## What to work on
Return every line of the records below verbatim, with no pictures in the copy.

········

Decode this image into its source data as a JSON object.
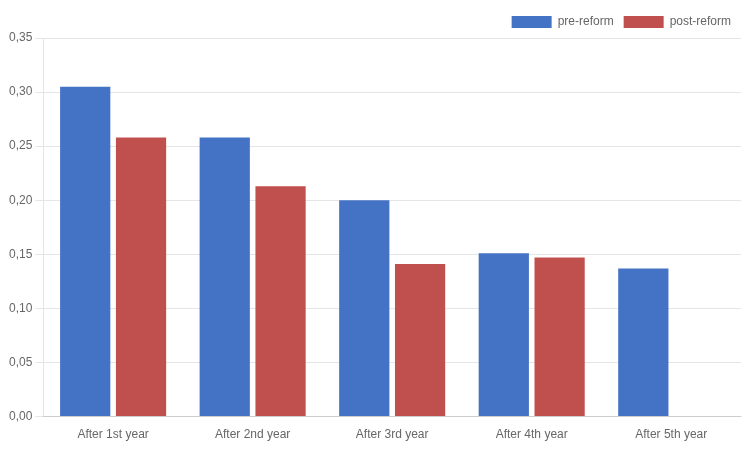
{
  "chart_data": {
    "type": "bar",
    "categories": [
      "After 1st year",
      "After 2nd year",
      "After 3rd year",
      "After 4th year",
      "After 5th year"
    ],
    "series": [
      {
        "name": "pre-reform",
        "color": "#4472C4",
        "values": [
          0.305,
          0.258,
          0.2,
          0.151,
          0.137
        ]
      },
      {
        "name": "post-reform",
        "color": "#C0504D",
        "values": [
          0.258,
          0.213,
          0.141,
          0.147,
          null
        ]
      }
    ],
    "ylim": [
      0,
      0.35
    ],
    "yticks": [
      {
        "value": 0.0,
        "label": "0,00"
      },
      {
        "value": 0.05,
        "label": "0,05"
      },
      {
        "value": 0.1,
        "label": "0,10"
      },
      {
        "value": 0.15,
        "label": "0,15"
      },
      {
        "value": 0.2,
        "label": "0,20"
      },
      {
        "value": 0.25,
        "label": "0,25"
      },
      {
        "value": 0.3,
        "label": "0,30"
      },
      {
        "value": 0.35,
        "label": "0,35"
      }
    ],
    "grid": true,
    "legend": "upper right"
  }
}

········

## Expected answer
Decode this image into its source data as a JSON object.
{
  "chart_data": {
    "type": "bar",
    "categories": [
      "After 1st year",
      "After 2nd year",
      "After 3rd year",
      "After 4th year",
      "After 5th year"
    ],
    "series": [
      {
        "name": "pre-reform",
        "color": "#4472C4",
        "values": [
          0.305,
          0.258,
          0.2,
          0.151,
          0.137
        ]
      },
      {
        "name": "post-reform",
        "color": "#C0504D",
        "values": [
          0.258,
          0.213,
          0.141,
          0.147,
          null
        ]
      }
    ],
    "ylim": [
      0,
      0.35
    ],
    "yticks": [
      {
        "value": 0.0,
        "label": "0,00"
      },
      {
        "value": 0.05,
        "label": "0,05"
      },
      {
        "value": 0.1,
        "label": "0,10"
      },
      {
        "value": 0.15,
        "label": "0,15"
      },
      {
        "value": 0.2,
        "label": "0,20"
      },
      {
        "value": 0.25,
        "label": "0,25"
      },
      {
        "value": 0.3,
        "label": "0,30"
      },
      {
        "value": 0.35,
        "label": "0,35"
      }
    ],
    "grid": true,
    "legend": "upper right"
  }
}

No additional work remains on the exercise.